TASK STATEMENT: Below are some entries. Output each one exactly as it appears.

Saved entries
========================

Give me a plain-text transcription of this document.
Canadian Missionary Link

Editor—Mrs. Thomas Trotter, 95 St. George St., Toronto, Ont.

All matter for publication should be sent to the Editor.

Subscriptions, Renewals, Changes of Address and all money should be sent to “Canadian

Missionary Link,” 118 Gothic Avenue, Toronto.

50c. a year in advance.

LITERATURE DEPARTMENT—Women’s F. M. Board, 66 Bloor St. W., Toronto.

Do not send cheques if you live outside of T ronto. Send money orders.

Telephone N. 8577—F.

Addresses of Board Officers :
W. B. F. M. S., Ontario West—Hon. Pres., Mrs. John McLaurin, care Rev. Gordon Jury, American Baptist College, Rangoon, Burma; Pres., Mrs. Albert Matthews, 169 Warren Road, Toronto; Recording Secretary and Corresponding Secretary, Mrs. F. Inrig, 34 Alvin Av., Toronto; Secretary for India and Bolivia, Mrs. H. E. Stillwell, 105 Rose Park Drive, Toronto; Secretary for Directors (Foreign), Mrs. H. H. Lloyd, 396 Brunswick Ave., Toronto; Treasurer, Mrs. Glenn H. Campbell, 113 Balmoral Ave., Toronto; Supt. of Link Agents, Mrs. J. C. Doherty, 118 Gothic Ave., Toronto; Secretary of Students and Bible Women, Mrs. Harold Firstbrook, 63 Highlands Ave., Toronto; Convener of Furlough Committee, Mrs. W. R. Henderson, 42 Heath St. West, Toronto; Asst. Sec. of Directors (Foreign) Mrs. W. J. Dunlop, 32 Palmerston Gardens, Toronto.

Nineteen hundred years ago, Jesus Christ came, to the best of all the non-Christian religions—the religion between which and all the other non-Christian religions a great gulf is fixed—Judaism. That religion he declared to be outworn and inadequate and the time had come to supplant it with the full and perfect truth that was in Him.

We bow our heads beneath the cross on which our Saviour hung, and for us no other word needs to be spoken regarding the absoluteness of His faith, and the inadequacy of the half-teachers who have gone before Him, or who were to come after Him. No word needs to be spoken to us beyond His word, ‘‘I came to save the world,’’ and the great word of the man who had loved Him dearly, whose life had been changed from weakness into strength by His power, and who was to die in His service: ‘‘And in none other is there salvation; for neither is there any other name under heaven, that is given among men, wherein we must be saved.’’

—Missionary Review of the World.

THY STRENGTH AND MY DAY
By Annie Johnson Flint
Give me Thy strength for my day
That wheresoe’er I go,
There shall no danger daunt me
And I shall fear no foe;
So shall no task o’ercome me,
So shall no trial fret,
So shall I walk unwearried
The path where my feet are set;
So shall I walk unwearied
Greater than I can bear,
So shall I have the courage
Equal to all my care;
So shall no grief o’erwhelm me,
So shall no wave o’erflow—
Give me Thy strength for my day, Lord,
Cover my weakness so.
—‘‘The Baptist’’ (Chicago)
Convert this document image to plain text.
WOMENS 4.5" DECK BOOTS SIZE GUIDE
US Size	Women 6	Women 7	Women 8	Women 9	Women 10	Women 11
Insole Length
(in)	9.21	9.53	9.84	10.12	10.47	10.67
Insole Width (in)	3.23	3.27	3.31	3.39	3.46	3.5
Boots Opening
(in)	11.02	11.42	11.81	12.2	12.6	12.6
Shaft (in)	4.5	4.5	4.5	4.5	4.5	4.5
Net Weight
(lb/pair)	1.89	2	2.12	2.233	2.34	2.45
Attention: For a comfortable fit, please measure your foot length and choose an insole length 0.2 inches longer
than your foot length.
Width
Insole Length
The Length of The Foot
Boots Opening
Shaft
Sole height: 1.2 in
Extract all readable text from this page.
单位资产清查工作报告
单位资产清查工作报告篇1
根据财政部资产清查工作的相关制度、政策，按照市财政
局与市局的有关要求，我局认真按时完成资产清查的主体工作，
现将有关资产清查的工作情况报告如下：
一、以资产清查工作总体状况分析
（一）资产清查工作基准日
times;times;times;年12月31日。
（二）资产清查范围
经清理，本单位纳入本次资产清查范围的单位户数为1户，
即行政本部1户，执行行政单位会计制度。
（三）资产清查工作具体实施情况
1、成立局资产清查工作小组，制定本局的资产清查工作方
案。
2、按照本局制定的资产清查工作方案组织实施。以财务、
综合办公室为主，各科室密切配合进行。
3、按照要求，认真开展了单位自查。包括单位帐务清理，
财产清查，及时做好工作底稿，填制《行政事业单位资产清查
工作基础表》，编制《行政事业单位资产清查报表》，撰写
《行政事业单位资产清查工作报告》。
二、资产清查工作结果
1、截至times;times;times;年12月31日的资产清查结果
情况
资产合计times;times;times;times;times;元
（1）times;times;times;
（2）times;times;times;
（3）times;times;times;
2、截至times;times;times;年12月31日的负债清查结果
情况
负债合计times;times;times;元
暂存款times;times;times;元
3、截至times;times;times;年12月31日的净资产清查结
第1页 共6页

========================

SOLUTION FOR THIS TASK:
Give me a plain-text transcription of this document.
Canadian Missionary Link

Editor—Mrs. Thomas Trotter, 95 St. George St., Toronto, Ont.

All matter for publication should be sent to the Editor.

Subscriptions, Renewals, Changes of Address and all money should be sent to “Canadian

Missionary Link,” 118 Gothic Avenue, Toronto.

50c. a year in advance.

LITERATURE DEPARTMENT—Women’s F. M. Board, 66 Bloor St. W., Toronto.

Do not send cheques if you live outside of T ronto. Send money orders.

Telephone N. 8577—F.

Addresses of Board Officers :
W. B. F. M. S., Ontario West—Hon. Pres., Mrs. John McLaurin, care Rev. Gordon Jury, American Baptist College, Rangoon, Burma; Pres., Mrs. Albert Matthews, 169 Warren Road, Toronto; Recording Secretary and Corresponding Secretary, Mrs. F. Inrig, 34 Alvin Av., Toronto; Secretary for India and Bolivia, Mrs. H. E. Stillwell, 105 Rose Park Drive, Toronto; Secretary for Directors (Foreign), Mrs. H. H. Lloyd, 396 Brunswick Ave., Toronto; Treasurer, Mrs. Glenn H. Campbell, 113 Balmoral Ave., Toronto; Supt. of Link Agents, Mrs. J. C. Doherty, 118 Gothic Ave., Toronto; Secretary of Students and Bible Women, Mrs. Harold Firstbrook, 63 Highlands Ave., Toronto; Convener of Furlough Committee, Mrs. W. R. Henderson, 42 Heath St. West, Toronto; Asst. Sec. of Directors (Foreign) Mrs. W. J. Dunlop, 32 Palmerston Gardens, Toronto.

Nineteen hundred years ago, Jesus Christ came, to the best of all the non-Christian religions—the religion between which and all the other non-Christian religions a great gulf is fixed—Judaism. That religion he declared to be outworn and inadequate and the time had come to supplant it with the full and perfect truth that was in Him.

We bow our heads beneath the cross on which our Saviour hung, and for us no other word needs to be spoken regarding the absoluteness of His faith, and the inadequacy of the half-teachers who have gone before Him, or who were to come after Him. No word needs to be spoken to us beyond His word, ‘‘I came to save the world,’’ and the great word of the man who had loved Him dearly, whose life had been changed from weakness into strength by His power, and who was to die in His service: ‘‘And in none other is there salvation; for neither is there any other name under heaven, that is given among men, wherein we must be saved.’’

—Missionary Review of the World.

THY STRENGTH AND MY DAY
By Annie Johnson Flint
Give me Thy strength for my day
That wheresoe’er I go,
There shall no danger daunt me
And I shall fear no foe;
So shall no task o’ercome me,
So shall no trial fret,
So shall I walk unwearried
The path where my feet are set;
So shall I walk unwearied
Greater than I can bear,
So shall I have the courage
Equal to all my care;
So shall no grief o’erwhelm me,
So shall no wave o’erflow—
Give me Thy strength for my day, Lord,
Cover my weakness so.
—‘‘The Baptist’’ (Chicago)
Convert this document image to plain text.
WOMENS 4.5" DECK BOOTS SIZE GUIDE
US Size	Women 6	Women 7	Women 8	Women 9	Women 10	Women 11
Insole Length
(in)	9.21	9.53	9.84	10.12	10.47	10.67
Insole Width (in)	3.23	3.27	3.31	3.39	3.46	3.5
Boots Opening
(in)	11.02	11.42	11.81	12.2	12.6	12.6
Shaft (in)	4.5	4.5	4.5	4.5	4.5	4.5
Net Weight
(lb/pair)	1.89	2	2.12	2.233	2.34	2.45
Attention: For a comfortable fit, please measure your foot length and choose an insole length 0.2 inches longer
than your foot length.
Width
Insole Length
The Length of The Foot
Boots Opening
Shaft
Sole height: 1.2 in
Extract all readable text from this page.
单位资产清查工作报告
单位资产清查工作报告篇1
根据财政部资产清查工作的相关制度、政策，按照市财政
局与市局的有关要求，我局认真按时完成资产清查的主体工作，
现将有关资产清查的工作情况报告如下：
一、以资产清查工作总体状况分析
（一）资产清查工作基准日
times;times;times;年12月31日。
（二）资产清查范围
经清理，本单位纳入本次资产清查范围的单位户数为1户，
即行政本部1户，执行行政单位会计制度。
（三）资产清查工作具体实施情况
1、成立局资产清查工作小组，制定本局的资产清查工作方
案。
2、按照本局制定的资产清查工作方案组织实施。以财务、
综合办公室为主，各科室密切配合进行。
3、按照要求，认真开展了单位自查。包括单位帐务清理，
财产清查，及时做好工作底稿，填制《行政事业单位资产清查
工作基础表》，编制《行政事业单位资产清查报表》，撰写
《行政事业单位资产清查工作报告》。
二、资产清查工作结果
1、截至times;times;times;年12月31日的资产清查结果
情况
资产合计times;times;times;times;times;元
（1）times;times;times;
（2）times;times;times;
（3）times;times;times;
2、截至times;times;times;年12月31日的负债清查结果
情况
负债合计times;times;times;元
暂存款times;times;times;元
3、截至times;times;times;年12月31日的净资产清查结
第1页 共6页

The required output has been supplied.